What you are asked to do:
Give back the entire listing verbatim.

Entries with figure data:
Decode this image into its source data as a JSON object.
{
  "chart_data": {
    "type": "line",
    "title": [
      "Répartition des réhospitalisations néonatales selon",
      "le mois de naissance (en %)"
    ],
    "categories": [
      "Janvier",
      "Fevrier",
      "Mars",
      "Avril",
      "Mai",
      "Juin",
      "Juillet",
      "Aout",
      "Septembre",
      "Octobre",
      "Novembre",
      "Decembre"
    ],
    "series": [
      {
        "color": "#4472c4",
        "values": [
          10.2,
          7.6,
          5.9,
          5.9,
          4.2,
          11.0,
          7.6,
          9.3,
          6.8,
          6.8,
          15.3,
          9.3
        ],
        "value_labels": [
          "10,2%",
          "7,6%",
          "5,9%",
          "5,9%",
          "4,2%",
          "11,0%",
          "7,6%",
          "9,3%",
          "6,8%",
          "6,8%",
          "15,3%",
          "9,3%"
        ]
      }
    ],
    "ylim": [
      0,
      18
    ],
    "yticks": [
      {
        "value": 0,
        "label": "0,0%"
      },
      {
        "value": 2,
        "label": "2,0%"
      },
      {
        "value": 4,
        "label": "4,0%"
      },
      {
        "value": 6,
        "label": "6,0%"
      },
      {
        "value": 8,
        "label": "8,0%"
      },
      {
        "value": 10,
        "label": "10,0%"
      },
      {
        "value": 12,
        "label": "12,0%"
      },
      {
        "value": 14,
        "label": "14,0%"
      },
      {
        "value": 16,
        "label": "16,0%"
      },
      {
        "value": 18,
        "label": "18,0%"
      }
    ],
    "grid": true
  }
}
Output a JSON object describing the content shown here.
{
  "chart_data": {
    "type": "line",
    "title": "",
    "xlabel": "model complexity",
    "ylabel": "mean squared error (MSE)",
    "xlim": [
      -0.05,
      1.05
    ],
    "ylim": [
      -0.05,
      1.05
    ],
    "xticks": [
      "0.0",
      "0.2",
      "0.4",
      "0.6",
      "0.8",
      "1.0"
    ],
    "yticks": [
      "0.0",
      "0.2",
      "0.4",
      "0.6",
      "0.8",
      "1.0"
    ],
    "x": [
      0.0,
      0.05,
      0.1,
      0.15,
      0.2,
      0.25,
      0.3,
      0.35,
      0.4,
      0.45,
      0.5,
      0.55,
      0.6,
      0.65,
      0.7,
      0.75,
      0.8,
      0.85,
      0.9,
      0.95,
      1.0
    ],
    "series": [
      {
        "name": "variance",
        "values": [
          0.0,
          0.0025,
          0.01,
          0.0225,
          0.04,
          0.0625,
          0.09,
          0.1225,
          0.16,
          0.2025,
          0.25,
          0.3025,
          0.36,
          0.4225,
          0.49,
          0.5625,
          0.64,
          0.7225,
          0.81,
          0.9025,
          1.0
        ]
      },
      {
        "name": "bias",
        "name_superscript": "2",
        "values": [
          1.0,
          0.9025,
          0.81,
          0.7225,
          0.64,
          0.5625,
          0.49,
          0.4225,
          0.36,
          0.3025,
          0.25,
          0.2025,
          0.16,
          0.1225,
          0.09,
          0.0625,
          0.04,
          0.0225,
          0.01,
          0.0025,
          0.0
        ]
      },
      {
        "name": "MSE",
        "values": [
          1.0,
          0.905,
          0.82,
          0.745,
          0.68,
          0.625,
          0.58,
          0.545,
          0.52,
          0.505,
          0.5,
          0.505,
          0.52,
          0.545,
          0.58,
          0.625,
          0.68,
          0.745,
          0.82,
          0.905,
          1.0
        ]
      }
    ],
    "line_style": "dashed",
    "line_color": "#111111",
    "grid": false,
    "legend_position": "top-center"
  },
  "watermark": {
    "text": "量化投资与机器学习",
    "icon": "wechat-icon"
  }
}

Solution for this task:
Decode this image into its source data as a JSON object.
{
  "chart_data": {
    "type": "line",
    "title": [
      "Répartition des réhospitalisations néonatales selon",
      "le mois de naissance (en %)"
    ],
    "categories": [
      "Janvier",
      "Fevrier",
      "Mars",
      "Avril",
      "Mai",
      "Juin",
      "Juillet",
      "Aout",
      "Septembre",
      "Octobre",
      "Novembre",
      "Decembre"
    ],
    "series": [
      {
        "color": "#4472c4",
        "values": [
          10.2,
          7.6,
          5.9,
          5.9,
          4.2,
          11.0,
          7.6,
          9.3,
          6.8,
          6.8,
          15.3,
          9.3
        ],
        "value_labels": [
          "10,2%",
          "7,6%",
          "5,9%",
          "5,9%",
          "4,2%",
          "11,0%",
          "7,6%",
          "9,3%",
          "6,8%",
          "6,8%",
          "15,3%",
          "9,3%"
        ]
      }
    ],
    "ylim": [
      0,
      18
    ],
    "yticks": [
      {
        "value": 0,
        "label": "0,0%"
      },
      {
        "value": 2,
        "label": "2,0%"
      },
      {
        "value": 4,
        "label": "4,0%"
      },
      {
        "value": 6,
        "label": "6,0%"
      },
      {
        "value": 8,
        "label": "8,0%"
      },
      {
        "value": 10,
        "label": "10,0%"
      },
      {
        "value": 12,
        "label": "12,0%"
      },
      {
        "value": 14,
        "label": "14,0%"
      },
      {
        "value": 16,
        "label": "16,0%"
      },
      {
        "value": 18,
        "label": "18,0%"
      }
    ],
    "grid": true
  }
}
Output a JSON object describing the content shown here.
{
  "chart_data": {
    "type": "line",
    "title": "",
    "xlabel": "model complexity",
    "ylabel": "mean squared error (MSE)",
    "xlim": [
      -0.05,
      1.05
    ],
    "ylim": [
      -0.05,
      1.05
    ],
    "xticks": [
      "0.0",
      "0.2",
      "0.4",
      "0.6",
      "0.8",
      "1.0"
    ],
    "yticks": [
      "0.0",
      "0.2",
      "0.4",
      "0.6",
      "0.8",
      "1.0"
    ],
    "x": [
      0.0,
      0.05,
      0.1,
      0.15,
      0.2,
      0.25,
      0.3,
      0.35,
      0.4,
      0.45,
      0.5,
      0.55,
      0.6,
      0.65,
      0.7,
      0.75,
      0.8,
      0.85,
      0.9,
      0.95,
      1.0
    ],
    "series": [
      {
        "name": "variance",
        "values": [
          0.0,
          0.0025,
          0.01,
          0.0225,
          0.04,
          0.0625,
          0.09,
          0.1225,
          0.16,
          0.2025,
          0.25,
          0.3025,
          0.36,
          0.4225,
          0.49,
          0.5625,
          0.64,
          0.7225,
          0.81,
          0.9025,
          1.0
        ]
      },
      {
        "name": "bias",
        "name_superscript": "2",
        "values": [
          1.0,
          0.9025,
          0.81,
          0.7225,
          0.64,
          0.5625,
          0.49,
          0.4225,
          0.36,
          0.3025,
          0.25,
          0.2025,
          0.16,
          0.1225,
          0.09,
          0.0625,
          0.04,
          0.0225,
          0.01,
          0.0025,
          0.0
        ]
      },
      {
        "name": "MSE",
        "values": [
          1.0,
          0.905,
          0.82,
          0.745,
          0.68,
          0.625,
          0.58,
          0.545,
          0.52,
          0.505,
          0.5,
          0.505,
          0.52,
          0.545,
          0.58,
          0.625,
          0.68,
          0.745,
          0.82,
          0.905,
          1.0
        ]
      }
    ],
    "line_style": "dashed",
    "line_color": "#111111",
    "grid": false,
    "legend_position": "top-center"
  },
  "watermark": {
    "text": "量化投资与机器学习",
    "icon": "wechat-icon"
  }
}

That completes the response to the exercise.